_Texto_:
-----
Doña Petrona C de Gandulfo

Dejó la cocina y la vida, que para ella eran una sola cosa, cuando ya su reinado había sido dominado por la tendencia de chefs, gourmands y restaurateurs, y por la inexorable censura del colesterol y las calorías. Doña Petrona C. de Gandulfo es a la cocina argentina lo que a sus respectivos géneros son Quinquela Martín, El Chúcaro, Canaro y Chuenga.
Cada mañana y cada tarde mantenía su inalterable ritual de salud: tomar un vaso de whisky on the rocks. La receta la empujó a vivir hasta los 95 años, hasta aquel 6 de febrero de 1992 en que el corazón se cansó de bombear.
En su vasta casa en Olivos, de dos plantas y doce ambientes, confesaba sentirse cada vez más sola; aunque su vínculo con Juanita, su inseparable ayudante, aún le permitía ensayar esa actuación de reina entre tiránica y tierna que los televidentes prehistóricos veían con curiosidad en blanco y negro desde sus televisores tamaño bañadera.
A los 87 años, tan secretos como algunas de sus recetas sagradas de las que sólo daba indicios básicos, todavía fumaba y parecía gozar con los montones de puchos que dejaba con la marca del rouge de rojo tan intenso como la sangre en los ceniceros que ella misma esparcía por donde pasaba.
Cuando la conocí a causa de una entrevista, en junio de 1985, sus ojos vivaces se notaban tan pequeños y sus párpados tan finos como si el tiempo los hubiera ido amasando como ella amasaba aquellas masas de hojaldre para el apfel strudel, que adquirían el finísimo espesor de una lámina.
Lucía aún ese porte de reina plebeya que había logrado convertir a la cocina casera en una monarquía femenina cuya doctrina se asentaba en El libro de Doña Petrona, que apareció en los años 30, y cuyos 5000 ejemplares se agotaron en un mes, anticipándose a ese tipo de éxitos de marketing que hoy exigirían consultores y sondeos.
"Creo -me dijo aquella tarde de hace 14 años- que deben haberse vendido unos tres millones de ejemplares. Y salvo el Martín Fierro -ironizó, tocándose el collar de perlas de tres vueltas, como sintiendo pudor por la soberbia- debe ser el libro argentino más vendido de cuantos se han editado".
-----
_Extractos de datos_:

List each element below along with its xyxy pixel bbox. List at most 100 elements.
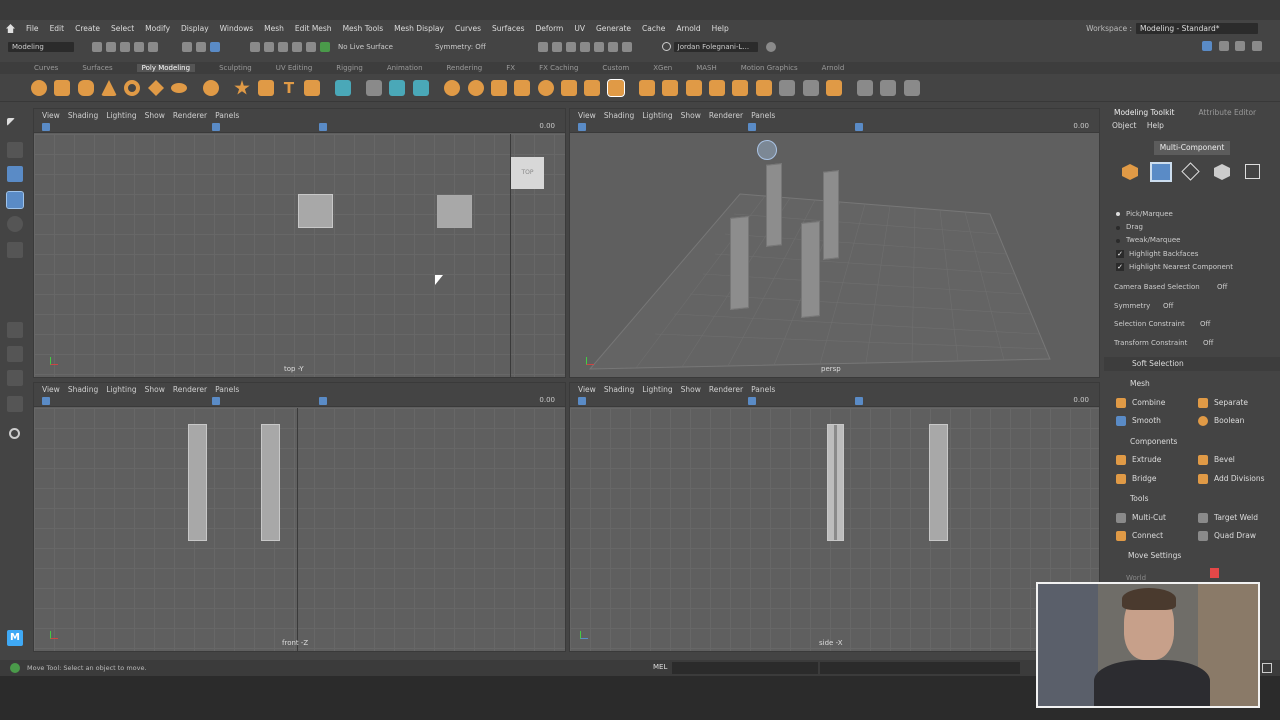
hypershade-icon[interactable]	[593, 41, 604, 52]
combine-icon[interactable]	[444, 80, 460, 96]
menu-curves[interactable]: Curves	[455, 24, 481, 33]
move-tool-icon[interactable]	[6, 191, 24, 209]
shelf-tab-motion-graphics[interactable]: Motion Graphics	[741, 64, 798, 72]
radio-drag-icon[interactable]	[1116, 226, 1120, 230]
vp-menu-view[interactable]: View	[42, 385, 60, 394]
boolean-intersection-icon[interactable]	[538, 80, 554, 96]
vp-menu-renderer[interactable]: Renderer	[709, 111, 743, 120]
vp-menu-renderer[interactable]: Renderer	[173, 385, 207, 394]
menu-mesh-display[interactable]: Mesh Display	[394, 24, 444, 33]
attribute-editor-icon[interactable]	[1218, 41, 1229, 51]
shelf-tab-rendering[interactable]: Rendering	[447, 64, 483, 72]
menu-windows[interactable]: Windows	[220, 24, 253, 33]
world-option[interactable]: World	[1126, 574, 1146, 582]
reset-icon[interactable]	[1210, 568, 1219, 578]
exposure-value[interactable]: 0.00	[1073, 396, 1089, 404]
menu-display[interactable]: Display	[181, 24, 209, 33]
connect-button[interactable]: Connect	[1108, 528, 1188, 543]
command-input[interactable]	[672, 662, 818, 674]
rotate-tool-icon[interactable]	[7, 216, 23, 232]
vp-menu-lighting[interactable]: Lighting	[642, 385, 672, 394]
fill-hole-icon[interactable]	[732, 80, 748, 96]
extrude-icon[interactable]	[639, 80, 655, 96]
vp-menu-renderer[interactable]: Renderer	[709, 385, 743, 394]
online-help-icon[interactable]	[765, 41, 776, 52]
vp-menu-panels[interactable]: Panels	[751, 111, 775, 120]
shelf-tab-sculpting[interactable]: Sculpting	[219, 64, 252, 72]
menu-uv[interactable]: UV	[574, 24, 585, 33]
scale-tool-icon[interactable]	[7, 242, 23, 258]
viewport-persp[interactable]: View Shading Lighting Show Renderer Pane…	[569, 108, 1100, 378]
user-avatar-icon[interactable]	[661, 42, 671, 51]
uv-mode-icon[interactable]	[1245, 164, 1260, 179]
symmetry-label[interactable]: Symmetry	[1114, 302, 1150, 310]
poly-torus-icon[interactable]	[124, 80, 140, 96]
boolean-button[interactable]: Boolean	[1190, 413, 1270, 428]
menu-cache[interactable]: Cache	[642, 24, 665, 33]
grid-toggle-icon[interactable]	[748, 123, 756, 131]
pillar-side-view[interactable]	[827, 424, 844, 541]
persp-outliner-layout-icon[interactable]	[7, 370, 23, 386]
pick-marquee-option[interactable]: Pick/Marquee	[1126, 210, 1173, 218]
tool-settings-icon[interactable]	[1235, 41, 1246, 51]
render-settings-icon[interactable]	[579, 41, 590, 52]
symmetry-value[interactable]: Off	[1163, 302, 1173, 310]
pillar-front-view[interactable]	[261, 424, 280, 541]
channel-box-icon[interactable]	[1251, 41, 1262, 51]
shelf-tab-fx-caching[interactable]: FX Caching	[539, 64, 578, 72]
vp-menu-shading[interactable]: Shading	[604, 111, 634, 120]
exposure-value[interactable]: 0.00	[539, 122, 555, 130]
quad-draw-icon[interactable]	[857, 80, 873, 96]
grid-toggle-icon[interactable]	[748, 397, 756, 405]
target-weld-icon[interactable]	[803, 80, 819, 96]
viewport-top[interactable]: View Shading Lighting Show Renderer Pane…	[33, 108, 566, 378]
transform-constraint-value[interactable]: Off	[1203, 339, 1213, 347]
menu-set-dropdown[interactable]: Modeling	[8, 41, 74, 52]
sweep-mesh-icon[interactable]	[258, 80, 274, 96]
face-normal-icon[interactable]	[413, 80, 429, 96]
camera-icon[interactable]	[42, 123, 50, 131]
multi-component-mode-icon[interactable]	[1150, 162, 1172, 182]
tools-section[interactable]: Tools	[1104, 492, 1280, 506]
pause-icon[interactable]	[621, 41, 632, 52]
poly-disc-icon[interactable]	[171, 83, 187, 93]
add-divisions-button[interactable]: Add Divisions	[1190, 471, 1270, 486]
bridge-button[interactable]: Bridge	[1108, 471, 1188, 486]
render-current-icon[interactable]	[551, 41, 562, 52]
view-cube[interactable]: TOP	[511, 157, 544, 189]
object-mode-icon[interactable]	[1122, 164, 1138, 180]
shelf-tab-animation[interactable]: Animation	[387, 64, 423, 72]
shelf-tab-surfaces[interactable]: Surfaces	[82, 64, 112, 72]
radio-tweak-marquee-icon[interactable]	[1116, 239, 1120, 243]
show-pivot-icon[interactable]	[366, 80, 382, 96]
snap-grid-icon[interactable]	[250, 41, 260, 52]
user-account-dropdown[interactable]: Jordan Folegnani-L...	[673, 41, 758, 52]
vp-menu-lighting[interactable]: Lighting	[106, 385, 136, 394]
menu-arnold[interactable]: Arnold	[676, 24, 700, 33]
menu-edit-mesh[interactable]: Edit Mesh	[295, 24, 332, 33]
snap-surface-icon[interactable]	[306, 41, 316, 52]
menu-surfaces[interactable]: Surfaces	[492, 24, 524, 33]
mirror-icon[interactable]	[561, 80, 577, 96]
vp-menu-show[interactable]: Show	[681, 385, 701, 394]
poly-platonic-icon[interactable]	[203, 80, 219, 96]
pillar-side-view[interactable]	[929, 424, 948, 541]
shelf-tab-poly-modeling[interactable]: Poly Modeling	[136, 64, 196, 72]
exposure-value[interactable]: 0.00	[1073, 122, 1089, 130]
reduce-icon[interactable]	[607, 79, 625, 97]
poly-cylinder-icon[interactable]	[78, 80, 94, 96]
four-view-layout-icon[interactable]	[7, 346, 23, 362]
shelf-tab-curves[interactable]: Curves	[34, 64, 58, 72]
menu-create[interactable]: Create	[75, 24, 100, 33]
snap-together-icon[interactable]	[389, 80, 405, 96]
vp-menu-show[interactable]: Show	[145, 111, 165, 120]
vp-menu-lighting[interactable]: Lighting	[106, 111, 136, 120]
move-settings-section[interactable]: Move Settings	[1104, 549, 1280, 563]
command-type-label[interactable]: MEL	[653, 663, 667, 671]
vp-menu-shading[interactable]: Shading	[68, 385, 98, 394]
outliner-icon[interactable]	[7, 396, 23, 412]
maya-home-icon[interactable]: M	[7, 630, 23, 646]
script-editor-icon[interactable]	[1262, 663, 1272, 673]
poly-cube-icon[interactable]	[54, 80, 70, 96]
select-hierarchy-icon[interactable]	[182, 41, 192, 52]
-----
_Tareas pendientes_:
1) Según el texto sobre Doña Petrona, ¿qué tomaba ella cada mañana y cada tarde como ritual de salud?
2) Continúa el texto sobre Doña Petrona a partir de su última oración.
Las entradas no intervienen en nada de esto.

_Problemas resueltos_:
1) Un vaso de whisky on the rocks.

2)
El libro llegó a tener unas 800 páginas y más de 3000 recetas, y ya deben haberse impreso unas cien ediciones.
"Ni a escobazos me llevaban a la cocina", confesaba una y otra vez en sus reportajes, y contaba cómo en su casa materna de Santiago del Estero, donde había nacido, pretendían sin éxito inculcarle la devoción por la cocina como don para atraer a los hombres. No obstante, el destino la llevó a trabajar en la primitiva Compañía de Gas para enseñar a usar las nuevas cocinas, y desde entonces su rechazo acabó siendo su oficio.
A ella, que venía de una tierra casi sin agua y obviamente sin mar, le atraían los crustáceos, las ostras, los mariscos servidos con champagne francés, antes que parvenus insolentes lo pusieran de moda combinándolo con pizza.
Sus empanadas santiagueñas alcanzaron a ser tan célebres como las chacareras de los hermanos Abalos o como las termas de Río Hondo. "Cuando veía que en la mesa alguien cortaba las empanadas con cuchillo y tenedor -sentenciaba- no era más mi invitado".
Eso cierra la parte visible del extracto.